*DIRECTIONS*
Extract the complete listing and repeat it word for word.

Collected data:
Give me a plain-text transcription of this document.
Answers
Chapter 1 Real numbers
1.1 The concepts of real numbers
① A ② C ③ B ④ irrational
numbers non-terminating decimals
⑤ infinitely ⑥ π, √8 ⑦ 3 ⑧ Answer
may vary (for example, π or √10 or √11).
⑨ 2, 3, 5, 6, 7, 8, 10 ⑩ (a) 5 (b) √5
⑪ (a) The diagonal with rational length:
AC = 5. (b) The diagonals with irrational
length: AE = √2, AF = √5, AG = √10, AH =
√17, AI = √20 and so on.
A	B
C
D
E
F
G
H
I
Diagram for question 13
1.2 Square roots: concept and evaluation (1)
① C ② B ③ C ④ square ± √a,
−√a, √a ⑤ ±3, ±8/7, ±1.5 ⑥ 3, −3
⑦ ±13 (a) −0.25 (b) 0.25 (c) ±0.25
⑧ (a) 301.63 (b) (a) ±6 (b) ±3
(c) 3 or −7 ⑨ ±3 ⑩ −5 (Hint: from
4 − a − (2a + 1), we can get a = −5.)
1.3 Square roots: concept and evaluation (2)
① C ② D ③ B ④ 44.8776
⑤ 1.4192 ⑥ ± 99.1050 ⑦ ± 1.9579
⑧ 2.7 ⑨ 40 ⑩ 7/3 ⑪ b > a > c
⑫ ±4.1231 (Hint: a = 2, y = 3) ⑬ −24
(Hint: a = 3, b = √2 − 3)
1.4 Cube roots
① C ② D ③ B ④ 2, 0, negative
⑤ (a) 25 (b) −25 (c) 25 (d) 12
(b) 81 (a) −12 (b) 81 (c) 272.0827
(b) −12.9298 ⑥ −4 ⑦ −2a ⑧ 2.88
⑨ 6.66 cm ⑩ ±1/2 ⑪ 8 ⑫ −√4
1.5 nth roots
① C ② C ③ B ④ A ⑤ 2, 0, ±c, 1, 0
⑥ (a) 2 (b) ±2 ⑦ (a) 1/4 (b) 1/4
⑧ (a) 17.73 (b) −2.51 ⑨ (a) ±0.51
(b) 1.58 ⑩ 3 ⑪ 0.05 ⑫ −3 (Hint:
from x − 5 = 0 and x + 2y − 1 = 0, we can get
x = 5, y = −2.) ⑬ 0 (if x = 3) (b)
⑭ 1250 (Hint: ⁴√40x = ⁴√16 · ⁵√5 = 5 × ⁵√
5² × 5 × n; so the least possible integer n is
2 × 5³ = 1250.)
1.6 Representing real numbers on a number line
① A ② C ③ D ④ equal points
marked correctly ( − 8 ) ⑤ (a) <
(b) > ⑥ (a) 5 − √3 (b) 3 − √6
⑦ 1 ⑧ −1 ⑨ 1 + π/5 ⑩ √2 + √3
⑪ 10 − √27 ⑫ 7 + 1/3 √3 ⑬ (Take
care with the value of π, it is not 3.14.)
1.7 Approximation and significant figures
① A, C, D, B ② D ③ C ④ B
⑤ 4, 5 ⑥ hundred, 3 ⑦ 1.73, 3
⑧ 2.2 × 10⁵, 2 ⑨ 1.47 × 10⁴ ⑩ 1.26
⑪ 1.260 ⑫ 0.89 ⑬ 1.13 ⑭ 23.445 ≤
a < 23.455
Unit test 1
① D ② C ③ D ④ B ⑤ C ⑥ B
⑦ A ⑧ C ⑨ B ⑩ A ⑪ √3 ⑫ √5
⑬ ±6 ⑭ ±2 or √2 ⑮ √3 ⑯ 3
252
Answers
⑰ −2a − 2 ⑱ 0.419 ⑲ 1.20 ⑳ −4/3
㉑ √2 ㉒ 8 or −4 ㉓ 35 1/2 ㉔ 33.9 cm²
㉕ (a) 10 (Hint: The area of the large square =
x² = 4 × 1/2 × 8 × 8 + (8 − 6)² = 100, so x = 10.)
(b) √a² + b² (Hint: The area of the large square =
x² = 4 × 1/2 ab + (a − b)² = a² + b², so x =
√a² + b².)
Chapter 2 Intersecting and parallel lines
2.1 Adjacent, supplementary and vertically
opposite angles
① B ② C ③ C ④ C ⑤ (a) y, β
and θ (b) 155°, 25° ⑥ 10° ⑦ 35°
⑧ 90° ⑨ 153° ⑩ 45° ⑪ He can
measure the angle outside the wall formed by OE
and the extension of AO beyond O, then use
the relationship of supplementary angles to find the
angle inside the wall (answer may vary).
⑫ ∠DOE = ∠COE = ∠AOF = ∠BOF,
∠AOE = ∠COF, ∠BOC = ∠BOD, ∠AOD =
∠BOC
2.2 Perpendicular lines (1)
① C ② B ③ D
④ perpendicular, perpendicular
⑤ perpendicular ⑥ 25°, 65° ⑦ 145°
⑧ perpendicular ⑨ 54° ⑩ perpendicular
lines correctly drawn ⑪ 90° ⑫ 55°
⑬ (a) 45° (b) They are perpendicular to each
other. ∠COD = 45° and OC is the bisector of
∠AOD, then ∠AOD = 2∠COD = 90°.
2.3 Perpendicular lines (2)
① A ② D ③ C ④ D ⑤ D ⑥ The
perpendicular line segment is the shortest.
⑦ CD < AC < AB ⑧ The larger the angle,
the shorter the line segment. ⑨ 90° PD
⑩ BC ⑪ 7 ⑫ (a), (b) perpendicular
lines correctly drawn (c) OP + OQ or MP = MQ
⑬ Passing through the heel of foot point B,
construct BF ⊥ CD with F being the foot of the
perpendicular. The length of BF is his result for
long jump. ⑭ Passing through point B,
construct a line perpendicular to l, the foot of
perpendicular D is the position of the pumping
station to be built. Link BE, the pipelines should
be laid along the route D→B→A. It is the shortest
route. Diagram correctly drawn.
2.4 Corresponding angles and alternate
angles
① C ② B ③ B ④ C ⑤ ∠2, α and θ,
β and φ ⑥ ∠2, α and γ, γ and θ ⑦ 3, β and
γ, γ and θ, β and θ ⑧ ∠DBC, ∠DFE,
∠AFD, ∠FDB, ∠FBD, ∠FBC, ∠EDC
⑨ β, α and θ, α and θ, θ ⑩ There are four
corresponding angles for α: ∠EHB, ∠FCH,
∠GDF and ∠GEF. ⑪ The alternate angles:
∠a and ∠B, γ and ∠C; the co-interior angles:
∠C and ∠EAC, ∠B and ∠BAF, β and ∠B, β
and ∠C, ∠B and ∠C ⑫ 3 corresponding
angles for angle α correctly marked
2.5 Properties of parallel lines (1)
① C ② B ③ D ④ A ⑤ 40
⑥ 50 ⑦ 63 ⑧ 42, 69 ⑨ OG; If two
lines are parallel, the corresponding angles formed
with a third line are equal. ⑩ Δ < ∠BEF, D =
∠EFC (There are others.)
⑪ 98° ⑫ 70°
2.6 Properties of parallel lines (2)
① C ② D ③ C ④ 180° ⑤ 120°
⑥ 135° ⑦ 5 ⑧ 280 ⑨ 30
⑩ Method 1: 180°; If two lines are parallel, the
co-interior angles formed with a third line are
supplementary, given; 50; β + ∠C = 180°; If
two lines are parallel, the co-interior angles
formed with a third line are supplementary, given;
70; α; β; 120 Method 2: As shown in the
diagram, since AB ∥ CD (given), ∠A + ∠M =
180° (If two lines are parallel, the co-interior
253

*EXERCISE ANSWER*
Give me a plain-text transcription of this document.
Answers
Chapter 1 Real numbers
1.1 The concepts of real numbers
① A ② C ③ B ④ irrational
numbers non-terminating decimals
⑤ infinitely ⑥ π, √8 ⑦ 3 ⑧ Answer
may vary (for example, π or √10 or √11).
⑨ 2, 3, 5, 6, 7, 8, 10 ⑩ (a) 5 (b) √5
⑪ (a) The diagonal with rational length:
AC = 5. (b) The diagonals with irrational
length: AE = √2, AF = √5, AG = √10, AH =
√17, AI = √20 and so on.
A	B
C
D
E
F
G
H
I
Diagram for question 13
1.2 Square roots: concept and evaluation (1)
① C ② B ③ C ④ square ± √a,
−√a, √a ⑤ ±3, ±8/7, ±1.5 ⑥ 3, −3
⑦ ±13 (a) −0.25 (b) 0.25 (c) ±0.25
⑧ (a) 301.63 (b) (a) ±6 (b) ±3
(c) 3 or −7 ⑨ ±3 ⑩ −5 (Hint: from
4 − a − (2a + 1), we can get a = −5.)
1.3 Square roots: concept and evaluation (2)
① C ② D ③ B ④ 44.8776
⑤ 1.4192 ⑥ ± 99.1050 ⑦ ± 1.9579
⑧ 2.7 ⑨ 40 ⑩ 7/3 ⑪ b > a > c
⑫ ±4.1231 (Hint: a = 2, y = 3) ⑬ −24
(Hint: a = 3, b = √2 − 3)
1.4 Cube roots
① C ② D ③ B ④ 2, 0, negative
⑤ (a) 25 (b) −25 (c) 25 (d) 12
(b) 81 (a) −12 (b) 81 (c) 272.0827
(b) −12.9298 ⑥ −4 ⑦ −2a ⑧ 2.88
⑨ 6.66 cm ⑩ ±1/2 ⑪ 8 ⑫ −√4
1.5 nth roots
① C ② C ③ B ④ A ⑤ 2, 0, ±c, 1, 0
⑥ (a) 2 (b) ±2 ⑦ (a) 1/4 (b) 1/4
⑧ (a) 17.73 (b) −2.51 ⑨ (a) ±0.51
(b) 1.58 ⑩ 3 ⑪ 0.05 ⑫ −3 (Hint:
from x − 5 = 0 and x + 2y − 1 = 0, we can get
x = 5, y = −2.) ⑬ 0 (if x = 3) (b)
⑭ 1250 (Hint: ⁴√40x = ⁴√16 · ⁵√5 = 5 × ⁵√
5² × 5 × n; so the least possible integer n is
2 × 5³ = 1250.)
1.6 Representing real numbers on a number line
① A ② C ③ D ④ equal points
marked correctly ( − 8 ) ⑤ (a) <
(b) > ⑥ (a) 5 − √3 (b) 3 − √6
⑦ 1 ⑧ −1 ⑨ 1 + π/5 ⑩ √2 + √3
⑪ 10 − √27 ⑫ 7 + 1/3 √3 ⑬ (Take
care with the value of π, it is not 3.14.)
1.7 Approximation and significant figures
① A, C, D, B ② D ③ C ④ B
⑤ 4, 5 ⑥ hundred, 3 ⑦ 1.73, 3
⑧ 2.2 × 10⁵, 2 ⑨ 1.47 × 10⁴ ⑩ 1.26
⑪ 1.260 ⑫ 0.89 ⑬ 1.13 ⑭ 23.445 ≤
a < 23.455
Unit test 1
① D ② C ③ D ④ B ⑤ C ⑥ B
⑦ A ⑧ C ⑨ B ⑩ A ⑪ √3 ⑫ √5
⑬ ±6 ⑭ ±2 or √2 ⑮ √3 ⑯ 3
252
Answers
⑰ −2a − 2 ⑱ 0.419 ⑲ 1.20 ⑳ −4/3
㉑ √2 ㉒ 8 or −4 ㉓ 35 1/2 ㉔ 33.9 cm²
㉕ (a) 10 (Hint: The area of the large square =
x² = 4 × 1/2 × 8 × 8 + (8 − 6)² = 100, so x = 10.)
(b) √a² + b² (Hint: The area of the large square =
x² = 4 × 1/2 ab + (a − b)² = a² + b², so x =
√a² + b².)
Chapter 2 Intersecting and parallel lines
2.1 Adjacent, supplementary and vertically
opposite angles
① B ② C ③ C ④ C ⑤ (a) y, β
and θ (b) 155°, 25° ⑥ 10° ⑦ 35°
⑧ 90° ⑨ 153° ⑩ 45° ⑪ He can
measure the angle outside the wall formed by OE
and the extension of AO beyond O, then use
the relationship of supplementary angles to find the
angle inside the wall (answer may vary).
⑫ ∠DOE = ∠COE = ∠AOF = ∠BOF,
∠AOE = ∠COF, ∠BOC = ∠BOD, ∠AOD =
∠BOC
2.2 Perpendicular lines (1)
① C ② B ③ D
④ perpendicular, perpendicular
⑤ perpendicular ⑥ 25°, 65° ⑦ 145°
⑧ perpendicular ⑨ 54° ⑩ perpendicular
lines correctly drawn ⑪ 90° ⑫ 55°
⑬ (a) 45° (b) They are perpendicular to each
other. ∠COD = 45° and OC is the bisector of
∠AOD, then ∠AOD = 2∠COD = 90°.
2.3 Perpendicular lines (2)
① A ② D ③ C ④ D ⑤ D ⑥ The
perpendicular line segment is the shortest.
⑦ CD < AC < AB ⑧ The larger the angle,
the shorter the line segment. ⑨ 90° PD
⑩ BC ⑪ 7 ⑫ (a), (b) perpendicular
lines correctly drawn (c) OP + OQ or MP = MQ
⑬ Passing through the heel of foot point B,
construct BF ⊥ CD with F being the foot of the
perpendicular. The length of BF is his result for
long jump. ⑭ Passing through point B,
construct a line perpendicular to l, the foot of
perpendicular D is the position of the pumping
station to be built. Link BE, the pipelines should
be laid along the route D→B→A. It is the shortest
route. Diagram correctly drawn.
2.4 Corresponding angles and alternate
angles
① C ② B ③ B ④ C ⑤ ∠2, α and θ,
β and φ ⑥ ∠2, α and γ, γ and θ ⑦ 3, β and
γ, γ and θ, β and θ ⑧ ∠DBC, ∠DFE,
∠AFD, ∠FDB, ∠FBD, ∠FBC, ∠EDC
⑨ β, α and θ, α and θ, θ ⑩ There are four
corresponding angles for α: ∠EHB, ∠FCH,
∠GDF and ∠GEF. ⑪ The alternate angles:
∠a and ∠B, γ and ∠C; the co-interior angles:
∠C and ∠EAC, ∠B and ∠BAF, β and ∠B, β
and ∠C, ∠B and ∠C ⑫ 3 corresponding
angles for angle α correctly marked
2.5 Properties of parallel lines (1)
① C ② B ③ D ④ A ⑤ 40
⑥ 50 ⑦ 63 ⑧ 42, 69 ⑨ OG; If two
lines are parallel, the corresponding angles formed
with a third line are equal. ⑩ Δ < ∠BEF, D =
∠EFC (There are others.)
⑪ 98° ⑫ 70°
2.6 Properties of parallel lines (2)
① C ② D ③ C ④ 180° ⑤ 120°
⑥ 135° ⑦ 5 ⑧ 280 ⑨ 30
⑩ Method 1: 180°; If two lines are parallel, the
co-interior angles formed with a third line are
supplementary, given; 50; β + ∠C = 180°; If
two lines are parallel, the co-interior angles
formed with a third line are supplementary, given;
70; α; β; 120 Method 2: As shown in the
diagram, since AB ∥ CD (given), ∠A + ∠M =
180° (If two lines are parallel, the co-interior
253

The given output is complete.